**Entries supplied**
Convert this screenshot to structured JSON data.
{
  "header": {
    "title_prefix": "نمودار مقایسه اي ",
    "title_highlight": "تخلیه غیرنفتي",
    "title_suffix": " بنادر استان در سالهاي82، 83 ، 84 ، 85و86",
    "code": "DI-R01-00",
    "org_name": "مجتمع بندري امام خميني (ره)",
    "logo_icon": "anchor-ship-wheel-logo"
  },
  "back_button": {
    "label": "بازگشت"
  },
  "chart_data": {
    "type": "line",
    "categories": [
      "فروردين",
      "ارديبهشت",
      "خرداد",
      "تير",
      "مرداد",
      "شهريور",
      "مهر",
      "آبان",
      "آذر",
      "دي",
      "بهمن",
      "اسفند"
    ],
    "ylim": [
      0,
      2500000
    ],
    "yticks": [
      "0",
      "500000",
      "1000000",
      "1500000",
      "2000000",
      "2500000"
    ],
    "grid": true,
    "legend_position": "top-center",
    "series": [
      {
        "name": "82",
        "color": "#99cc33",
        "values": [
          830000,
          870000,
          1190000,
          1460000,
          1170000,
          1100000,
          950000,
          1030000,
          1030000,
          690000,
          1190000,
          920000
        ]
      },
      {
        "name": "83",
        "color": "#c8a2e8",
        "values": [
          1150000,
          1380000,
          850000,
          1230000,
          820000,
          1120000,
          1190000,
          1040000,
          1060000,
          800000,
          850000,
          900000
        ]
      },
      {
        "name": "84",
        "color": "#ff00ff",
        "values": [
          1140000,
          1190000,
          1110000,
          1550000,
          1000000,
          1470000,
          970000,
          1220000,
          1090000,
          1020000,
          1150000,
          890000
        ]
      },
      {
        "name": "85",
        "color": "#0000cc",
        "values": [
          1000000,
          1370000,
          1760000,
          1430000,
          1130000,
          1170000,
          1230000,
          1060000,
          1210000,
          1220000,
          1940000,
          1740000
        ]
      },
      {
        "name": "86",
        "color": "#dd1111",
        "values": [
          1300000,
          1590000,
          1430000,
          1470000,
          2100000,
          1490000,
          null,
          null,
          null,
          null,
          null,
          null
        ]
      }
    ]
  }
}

**The exercise**
Above are the records; retype them all without a single difference.

**Task solution**
Convert this screenshot to structured JSON data.
{
  "header": {
    "title_prefix": "نمودار مقایسه اي ",
    "title_highlight": "تخلیه غیرنفتي",
    "title_suffix": " بنادر استان در سالهاي82، 83 ، 84 ، 85و86",
    "code": "DI-R01-00",
    "org_name": "مجتمع بندري امام خميني (ره)",
    "logo_icon": "anchor-ship-wheel-logo"
  },
  "back_button": {
    "label": "بازگشت"
  },
  "chart_data": {
    "type": "line",
    "categories": [
      "فروردين",
      "ارديبهشت",
      "خرداد",
      "تير",
      "مرداد",
      "شهريور",
      "مهر",
      "آبان",
      "آذر",
      "دي",
      "بهمن",
      "اسفند"
    ],
    "ylim": [
      0,
      2500000
    ],
    "yticks": [
      "0",
      "500000",
      "1000000",
      "1500000",
      "2000000",
      "2500000"
    ],
    "grid": true,
    "legend_position": "top-center",
    "series": [
      {
        "name": "82",
        "color": "#99cc33",
        "values": [
          830000,
          870000,
          1190000,
          1460000,
          1170000,
          1100000,
          950000,
          1030000,
          1030000,
          690000,
          1190000,
          920000
        ]
      },
      {
        "name": "83",
        "color": "#c8a2e8",
        "values": [
          1150000,
          1380000,
          850000,
          1230000,
          820000,
          1120000,
          1190000,
          1040000,
          1060000,
          800000,
          850000,
          900000
        ]
      },
      {
        "name": "84",
        "color": "#ff00ff",
        "values": [
          1140000,
          1190000,
          1110000,
          1550000,
          1000000,
          1470000,
          970000,
          1220000,
          1090000,
          1020000,
          1150000,
          890000
        ]
      },
      {
        "name": "85",
        "color": "#0000cc",
        "values": [
          1000000,
          1370000,
          1760000,
          1430000,
          1130000,
          1170000,
          1230000,
          1060000,
          1210000,
          1220000,
          1940000,
          1740000
        ]
      },
      {
        "name": "86",
        "color": "#dd1111",
        "values": [
          1300000,
          1590000,
          1430000,
          1470000,
          2100000,
          1490000,
          null,
          null,
          null,
          null,
          null,
          null
        ]
      }
    ]
  }
}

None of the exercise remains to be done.